Task: Can you restate the records below word for word?

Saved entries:
|---|

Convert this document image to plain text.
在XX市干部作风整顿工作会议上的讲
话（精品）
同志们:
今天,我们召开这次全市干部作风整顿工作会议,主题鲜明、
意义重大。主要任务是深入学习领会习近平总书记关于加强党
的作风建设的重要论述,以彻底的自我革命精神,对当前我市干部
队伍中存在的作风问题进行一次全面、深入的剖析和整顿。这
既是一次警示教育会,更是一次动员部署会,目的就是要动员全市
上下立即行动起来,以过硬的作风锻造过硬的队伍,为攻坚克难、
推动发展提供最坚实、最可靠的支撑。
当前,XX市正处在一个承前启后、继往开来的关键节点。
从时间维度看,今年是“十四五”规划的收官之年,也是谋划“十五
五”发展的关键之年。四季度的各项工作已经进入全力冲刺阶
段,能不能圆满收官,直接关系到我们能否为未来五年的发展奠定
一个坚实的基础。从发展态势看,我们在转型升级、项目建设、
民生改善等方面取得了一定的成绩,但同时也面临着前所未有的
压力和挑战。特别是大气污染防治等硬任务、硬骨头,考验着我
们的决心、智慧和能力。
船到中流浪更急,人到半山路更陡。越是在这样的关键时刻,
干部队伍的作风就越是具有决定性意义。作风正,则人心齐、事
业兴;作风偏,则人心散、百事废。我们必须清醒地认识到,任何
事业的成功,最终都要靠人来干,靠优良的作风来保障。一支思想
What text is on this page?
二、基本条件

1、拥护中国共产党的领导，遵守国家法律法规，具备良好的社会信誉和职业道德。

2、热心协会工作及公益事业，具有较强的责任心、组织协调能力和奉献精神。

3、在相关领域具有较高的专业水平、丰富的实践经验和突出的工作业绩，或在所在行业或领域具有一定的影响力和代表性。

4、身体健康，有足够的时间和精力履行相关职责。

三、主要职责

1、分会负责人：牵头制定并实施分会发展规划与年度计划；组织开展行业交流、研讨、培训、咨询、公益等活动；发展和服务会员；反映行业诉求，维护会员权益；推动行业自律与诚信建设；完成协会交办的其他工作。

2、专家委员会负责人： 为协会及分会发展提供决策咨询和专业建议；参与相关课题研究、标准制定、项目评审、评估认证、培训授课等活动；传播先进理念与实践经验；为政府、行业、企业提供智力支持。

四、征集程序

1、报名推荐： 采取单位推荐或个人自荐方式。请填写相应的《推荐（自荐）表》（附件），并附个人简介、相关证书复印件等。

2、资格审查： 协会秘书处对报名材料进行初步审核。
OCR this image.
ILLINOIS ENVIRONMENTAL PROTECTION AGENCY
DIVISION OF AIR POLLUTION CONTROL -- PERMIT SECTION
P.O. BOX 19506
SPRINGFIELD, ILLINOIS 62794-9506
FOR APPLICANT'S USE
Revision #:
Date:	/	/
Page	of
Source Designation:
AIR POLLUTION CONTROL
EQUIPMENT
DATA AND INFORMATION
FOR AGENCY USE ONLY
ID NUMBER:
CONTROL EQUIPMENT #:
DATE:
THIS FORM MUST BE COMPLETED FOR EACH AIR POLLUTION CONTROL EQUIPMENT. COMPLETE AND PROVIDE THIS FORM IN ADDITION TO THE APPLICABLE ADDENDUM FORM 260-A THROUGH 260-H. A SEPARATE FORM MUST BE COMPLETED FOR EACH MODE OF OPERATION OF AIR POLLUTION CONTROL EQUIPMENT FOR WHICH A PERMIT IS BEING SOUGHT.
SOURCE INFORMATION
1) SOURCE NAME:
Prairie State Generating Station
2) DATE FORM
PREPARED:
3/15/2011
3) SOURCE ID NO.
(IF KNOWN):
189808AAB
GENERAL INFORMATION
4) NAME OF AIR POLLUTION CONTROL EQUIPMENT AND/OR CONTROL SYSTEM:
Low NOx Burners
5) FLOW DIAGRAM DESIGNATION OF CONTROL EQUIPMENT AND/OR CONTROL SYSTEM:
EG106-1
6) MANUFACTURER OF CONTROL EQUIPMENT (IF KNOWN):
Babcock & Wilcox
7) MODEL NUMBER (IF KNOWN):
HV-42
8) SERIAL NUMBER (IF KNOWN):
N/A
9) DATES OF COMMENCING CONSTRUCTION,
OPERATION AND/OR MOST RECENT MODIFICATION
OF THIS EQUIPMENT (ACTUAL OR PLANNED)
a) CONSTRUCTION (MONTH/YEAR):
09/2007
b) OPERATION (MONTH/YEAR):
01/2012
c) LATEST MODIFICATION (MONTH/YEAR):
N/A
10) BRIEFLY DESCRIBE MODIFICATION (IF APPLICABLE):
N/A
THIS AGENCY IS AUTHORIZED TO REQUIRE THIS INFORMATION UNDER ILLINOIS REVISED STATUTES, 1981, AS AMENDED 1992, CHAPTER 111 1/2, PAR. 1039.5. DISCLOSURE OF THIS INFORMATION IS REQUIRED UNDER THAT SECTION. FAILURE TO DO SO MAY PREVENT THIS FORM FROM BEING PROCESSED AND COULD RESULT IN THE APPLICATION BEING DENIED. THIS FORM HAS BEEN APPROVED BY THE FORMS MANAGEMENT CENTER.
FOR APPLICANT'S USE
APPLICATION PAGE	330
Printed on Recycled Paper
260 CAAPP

|---|

Exercise response:
Convert this document image to plain text.
在XX市干部作风整顿工作会议上的讲
话（精品）
同志们:
今天,我们召开这次全市干部作风整顿工作会议,主题鲜明、
意义重大。主要任务是深入学习领会习近平总书记关于加强党
的作风建设的重要论述,以彻底的自我革命精神,对当前我市干部
队伍中存在的作风问题进行一次全面、深入的剖析和整顿。这
既是一次警示教育会,更是一次动员部署会,目的就是要动员全市
上下立即行动起来,以过硬的作风锻造过硬的队伍,为攻坚克难、
推动发展提供最坚实、最可靠的支撑。
当前,XX市正处在一个承前启后、继往开来的关键节点。
从时间维度看,今年是“十四五”规划的收官之年,也是谋划“十五
五”发展的关键之年。四季度的各项工作已经进入全力冲刺阶
段,能不能圆满收官,直接关系到我们能否为未来五年的发展奠定
一个坚实的基础。从发展态势看,我们在转型升级、项目建设、
民生改善等方面取得了一定的成绩,但同时也面临着前所未有的
压力和挑战。特别是大气污染防治等硬任务、硬骨头,考验着我
们的决心、智慧和能力。
船到中流浪更急,人到半山路更陡。越是在这样的关键时刻,
干部队伍的作风就越是具有决定性意义。作风正,则人心齐、事
业兴;作风偏,则人心散、百事废。我们必须清醒地认识到,任何
事业的成功,最终都要靠人来干,靠优良的作风来保障。一支思想
What text is on this page?
二、基本条件

1、拥护中国共产党的领导，遵守国家法律法规，具备良好的社会信誉和职业道德。

2、热心协会工作及公益事业，具有较强的责任心、组织协调能力和奉献精神。

3、在相关领域具有较高的专业水平、丰富的实践经验和突出的工作业绩，或在所在行业或领域具有一定的影响力和代表性。

4、身体健康，有足够的时间和精力履行相关职责。

三、主要职责

1、分会负责人：牵头制定并实施分会发展规划与年度计划；组织开展行业交流、研讨、培训、咨询、公益等活动；发展和服务会员；反映行业诉求，维护会员权益；推动行业自律与诚信建设；完成协会交办的其他工作。

2、专家委员会负责人： 为协会及分会发展提供决策咨询和专业建议；参与相关课题研究、标准制定、项目评审、评估认证、培训授课等活动；传播先进理念与实践经验；为政府、行业、企业提供智力支持。

四、征集程序

1、报名推荐： 采取单位推荐或个人自荐方式。请填写相应的《推荐（自荐）表》（附件），并附个人简介、相关证书复印件等。

2、资格审查： 协会秘书处对报名材料进行初步审核。
OCR this image.
ILLINOIS ENVIRONMENTAL PROTECTION AGENCY
DIVISION OF AIR POLLUTION CONTROL -- PERMIT SECTION
P.O. BOX 19506
SPRINGFIELD, ILLINOIS 62794-9506
FOR APPLICANT'S USE
Revision #:
Date:	/	/
Page	of
Source Designation:
AIR POLLUTION CONTROL
EQUIPMENT
DATA AND INFORMATION
FOR AGENCY USE ONLY
ID NUMBER:
CONTROL EQUIPMENT #:
DATE:
THIS FORM MUST BE COMPLETED FOR EACH AIR POLLUTION CONTROL EQUIPMENT. COMPLETE AND PROVIDE THIS FORM IN ADDITION TO THE APPLICABLE ADDENDUM FORM 260-A THROUGH 260-H. A SEPARATE FORM MUST BE COMPLETED FOR EACH MODE OF OPERATION OF AIR POLLUTION CONTROL EQUIPMENT FOR WHICH A PERMIT IS BEING SOUGHT.
SOURCE INFORMATION
1) SOURCE NAME:
Prairie State Generating Station
2) DATE FORM
PREPARED:
3/15/2011
3) SOURCE ID NO.
(IF KNOWN):
189808AAB
GENERAL INFORMATION
4) NAME OF AIR POLLUTION CONTROL EQUIPMENT AND/OR CONTROL SYSTEM:
Low NOx Burners
5) FLOW DIAGRAM DESIGNATION OF CONTROL EQUIPMENT AND/OR CONTROL SYSTEM:
EG106-1
6) MANUFACTURER OF CONTROL EQUIPMENT (IF KNOWN):
Babcock & Wilcox
7) MODEL NUMBER (IF KNOWN):
HV-42
8) SERIAL NUMBER (IF KNOWN):
N/A
9) DATES OF COMMENCING CONSTRUCTION,
OPERATION AND/OR MOST RECENT MODIFICATION
OF THIS EQUIPMENT (ACTUAL OR PLANNED)
a) CONSTRUCTION (MONTH/YEAR):
09/2007
b) OPERATION (MONTH/YEAR):
01/2012
c) LATEST MODIFICATION (MONTH/YEAR):
N/A
10) BRIEFLY DESCRIBE MODIFICATION (IF APPLICABLE):
N/A
THIS AGENCY IS AUTHORIZED TO REQUIRE THIS INFORMATION UNDER ILLINOIS REVISED STATUTES, 1981, AS AMENDED 1992, CHAPTER 111 1/2, PAR. 1039.5. DISCLOSURE OF THIS INFORMATION IS REQUIRED UNDER THAT SECTION. FAILURE TO DO SO MAY PREVENT THIS FORM FROM BEING PROCESSED AND COULD RESULT IN THE APPLICATION BEING DENIED. THIS FORM HAS BEEN APPROVED BY THE FORMS MANAGEMENT CENTER.
FOR APPLICANT'S USE
APPLICATION PAGE	330
Printed on Recycled Paper
260 CAAPP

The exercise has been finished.